WHAT YOU WILL DO:
Pull every line with the word "insured" out of the entries below.

INPUT ROWS:
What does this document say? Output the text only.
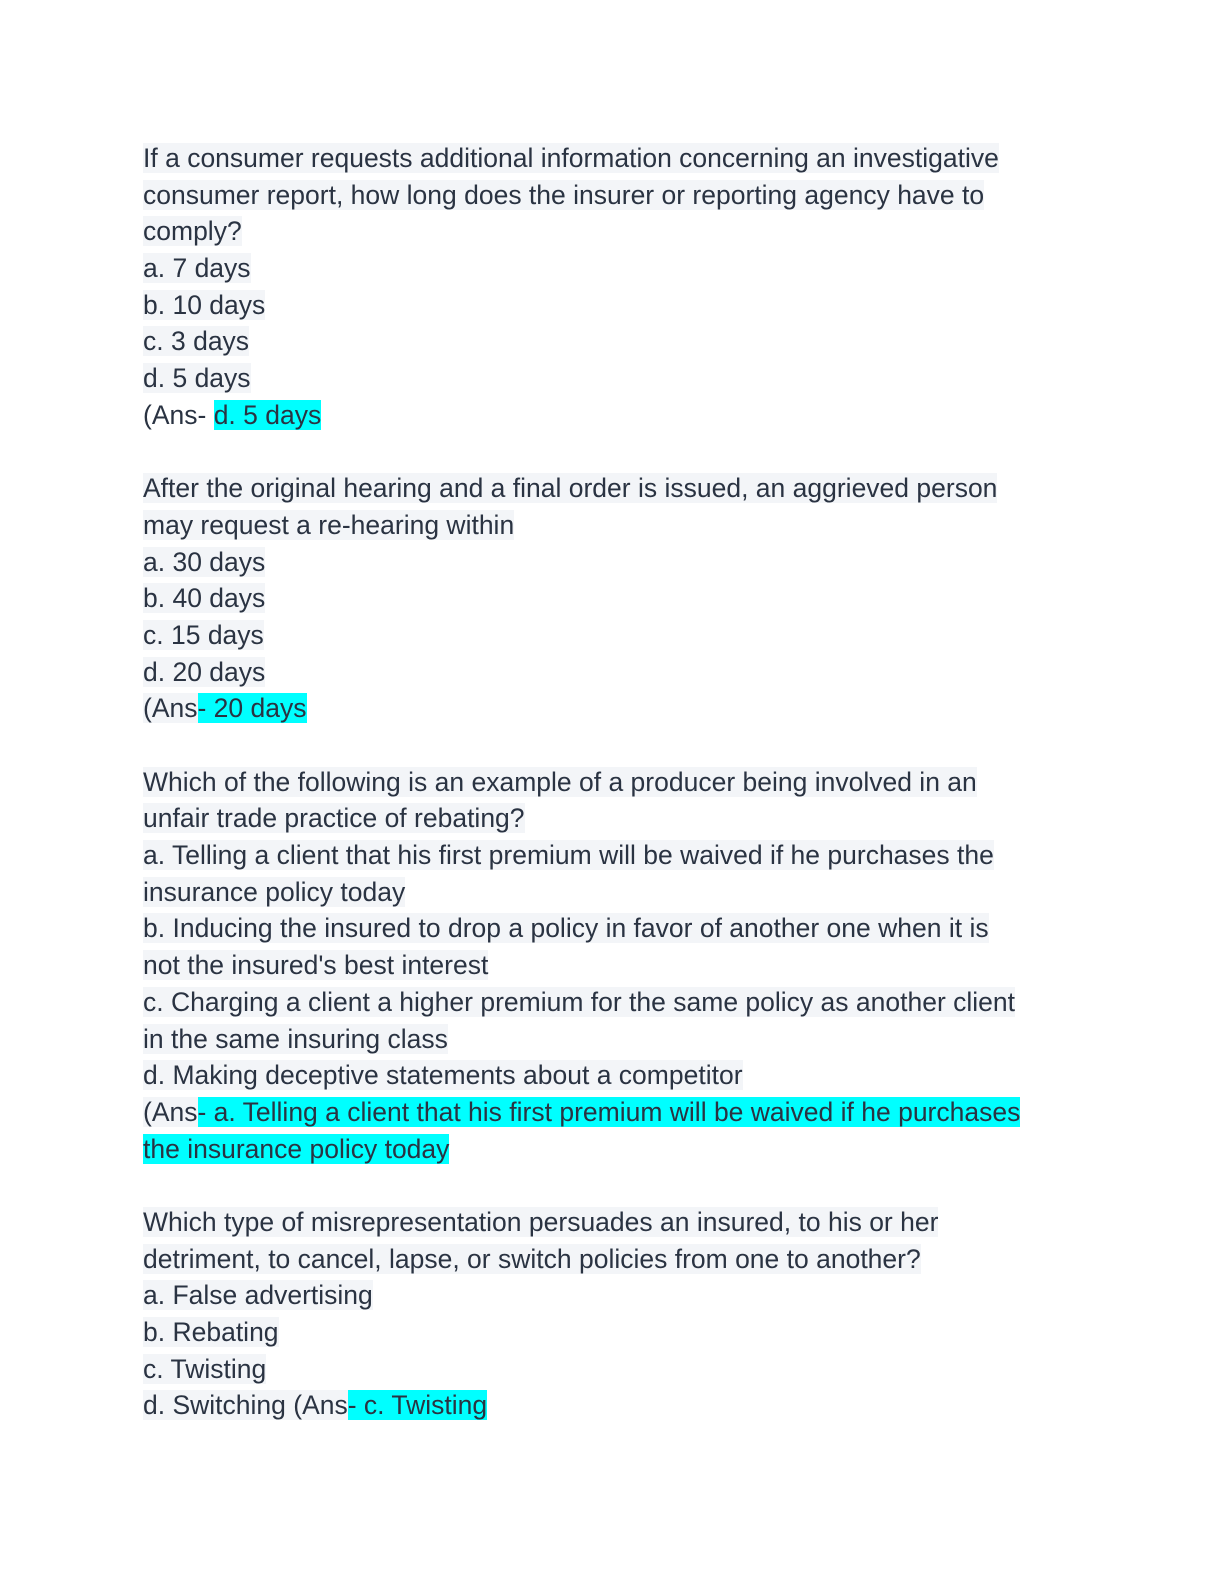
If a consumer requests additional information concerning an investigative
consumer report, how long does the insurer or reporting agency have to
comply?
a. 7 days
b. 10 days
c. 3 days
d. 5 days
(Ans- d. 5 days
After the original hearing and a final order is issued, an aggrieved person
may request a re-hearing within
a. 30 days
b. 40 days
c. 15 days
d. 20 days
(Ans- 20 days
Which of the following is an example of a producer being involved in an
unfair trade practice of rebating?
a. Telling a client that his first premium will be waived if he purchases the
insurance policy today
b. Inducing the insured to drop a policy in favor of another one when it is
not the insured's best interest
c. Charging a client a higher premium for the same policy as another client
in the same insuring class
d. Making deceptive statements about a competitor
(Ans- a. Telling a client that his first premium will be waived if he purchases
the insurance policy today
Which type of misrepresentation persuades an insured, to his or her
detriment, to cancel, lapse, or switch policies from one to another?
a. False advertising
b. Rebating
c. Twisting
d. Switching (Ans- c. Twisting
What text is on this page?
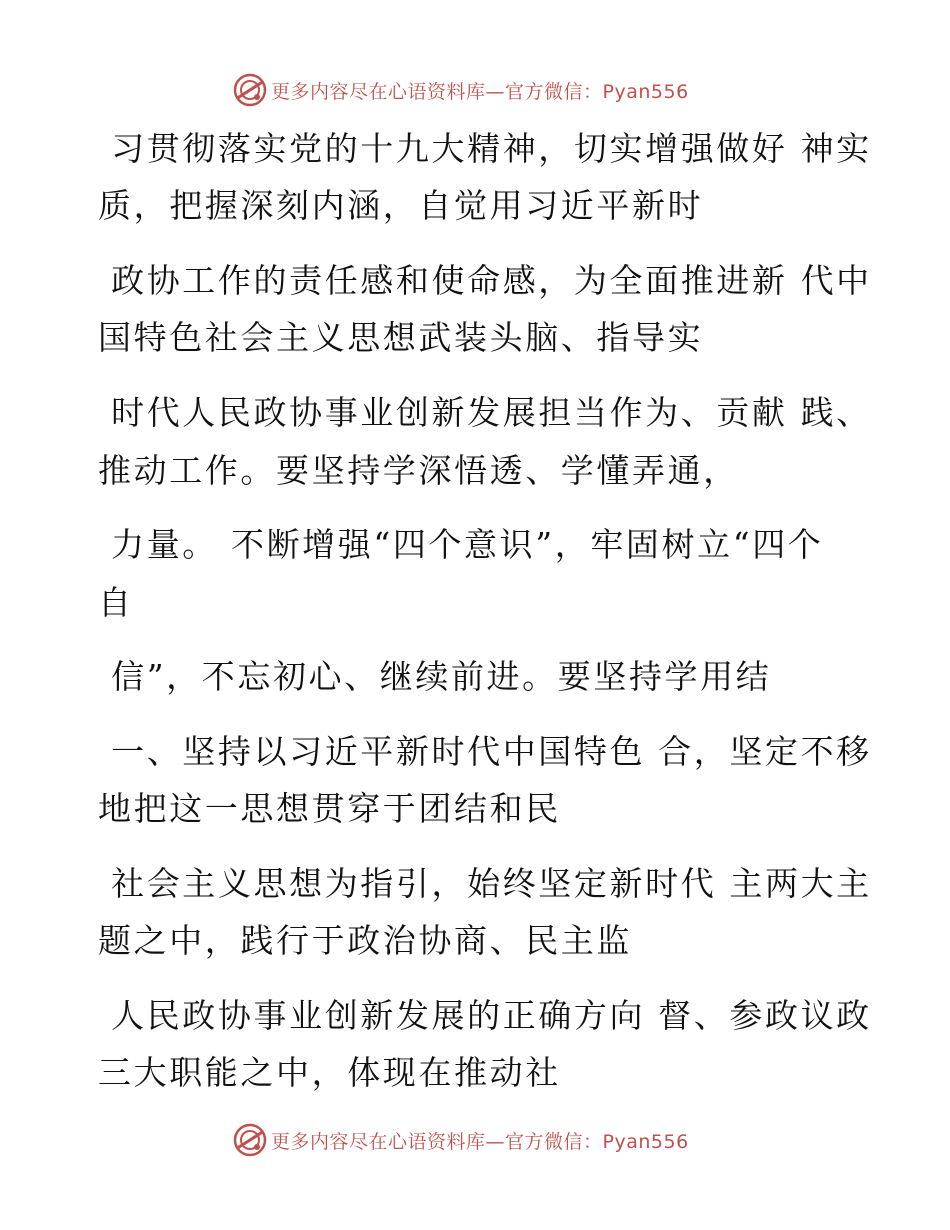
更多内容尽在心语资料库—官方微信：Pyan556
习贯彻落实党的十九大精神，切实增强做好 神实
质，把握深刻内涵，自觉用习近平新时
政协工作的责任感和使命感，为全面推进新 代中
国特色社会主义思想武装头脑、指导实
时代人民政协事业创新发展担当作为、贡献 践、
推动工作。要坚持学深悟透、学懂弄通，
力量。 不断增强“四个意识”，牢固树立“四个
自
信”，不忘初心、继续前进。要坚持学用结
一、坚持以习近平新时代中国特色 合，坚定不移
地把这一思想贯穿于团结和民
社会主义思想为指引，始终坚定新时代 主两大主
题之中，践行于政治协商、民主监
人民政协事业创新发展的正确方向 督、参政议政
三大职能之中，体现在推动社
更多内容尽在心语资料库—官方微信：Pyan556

SOLUTION TO THIS PROBLEM:
b. Inducing the insured to drop a policy in favor of another one when it is
not the insured's best interest
Which type of misrepresentation persuades an insured, to his or her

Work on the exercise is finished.